[Work instructions]: Below is a listing to transcribe in full and exactly; keep the pictures out.

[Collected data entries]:
** BEGIN **

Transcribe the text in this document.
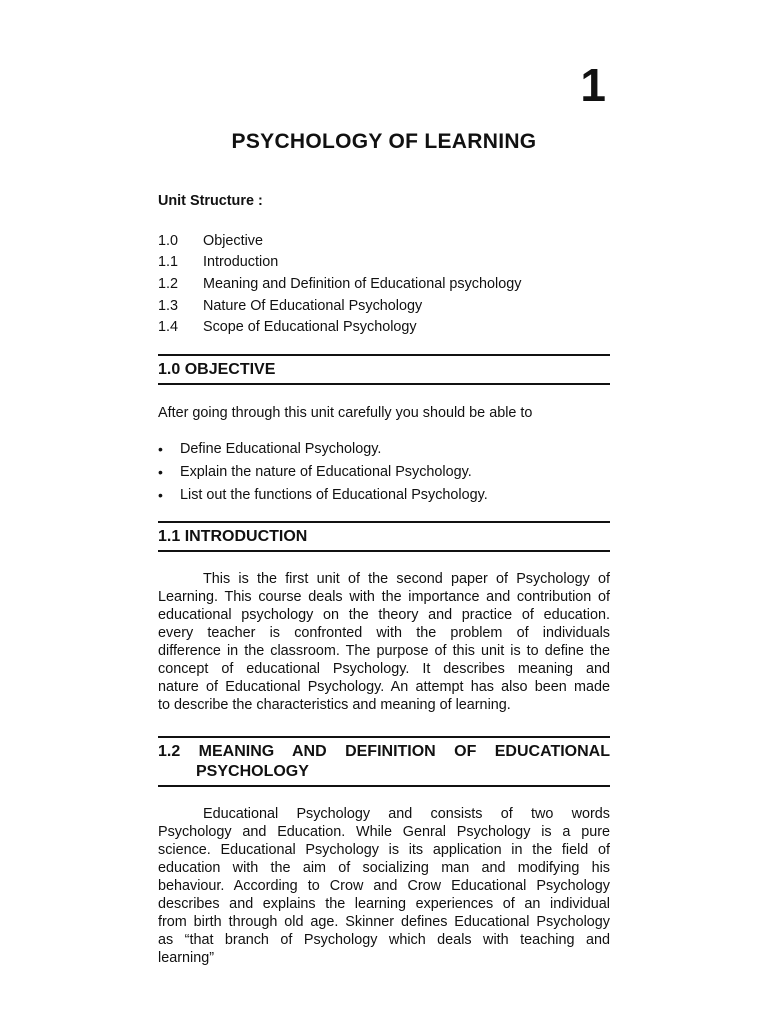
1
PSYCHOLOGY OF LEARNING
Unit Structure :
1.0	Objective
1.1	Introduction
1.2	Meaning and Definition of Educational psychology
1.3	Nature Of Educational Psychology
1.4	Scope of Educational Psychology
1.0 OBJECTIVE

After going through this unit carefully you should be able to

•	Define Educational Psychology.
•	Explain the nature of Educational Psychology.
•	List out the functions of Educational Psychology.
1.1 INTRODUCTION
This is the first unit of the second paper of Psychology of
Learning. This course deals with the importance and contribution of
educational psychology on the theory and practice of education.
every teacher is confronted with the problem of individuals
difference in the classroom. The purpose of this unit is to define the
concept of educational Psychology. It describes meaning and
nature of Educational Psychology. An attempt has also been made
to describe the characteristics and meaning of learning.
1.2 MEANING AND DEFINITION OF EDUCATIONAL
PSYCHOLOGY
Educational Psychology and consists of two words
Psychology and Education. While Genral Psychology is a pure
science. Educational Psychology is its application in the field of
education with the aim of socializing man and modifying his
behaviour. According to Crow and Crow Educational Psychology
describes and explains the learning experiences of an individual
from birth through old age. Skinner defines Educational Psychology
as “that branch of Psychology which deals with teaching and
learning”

** END **

[Correct response]:
Transcribe the text in this document.
1
PSYCHOLOGY OF LEARNING
Unit Structure :
1.0	Objective
1.1	Introduction
1.2	Meaning and Definition of Educational psychology
1.3	Nature Of Educational Psychology
1.4	Scope of Educational Psychology
1.0 OBJECTIVE

After going through this unit carefully you should be able to

•	Define Educational Psychology.
•	Explain the nature of Educational Psychology.
•	List out the functions of Educational Psychology.
1.1 INTRODUCTION
This is the first unit of the second paper of Psychology of
Learning. This course deals with the importance and contribution of
educational psychology on the theory and practice of education.
every teacher is confronted with the problem of individuals
difference in the classroom. The purpose of this unit is to define the
concept of educational Psychology. It describes meaning and
nature of Educational Psychology. An attempt has also been made
to describe the characteristics and meaning of learning.
1.2 MEANING AND DEFINITION OF EDUCATIONAL
PSYCHOLOGY
Educational Psychology and consists of two words
Psychology and Education. While Genral Psychology is a pure
science. Educational Psychology is its application in the field of
education with the aim of socializing man and modifying his
behaviour. According to Crow and Crow Educational Psychology
describes and explains the learning experiences of an individual
from birth through old age. Skinner defines Educational Psychology
as “that branch of Psychology which deals with teaching and
learning”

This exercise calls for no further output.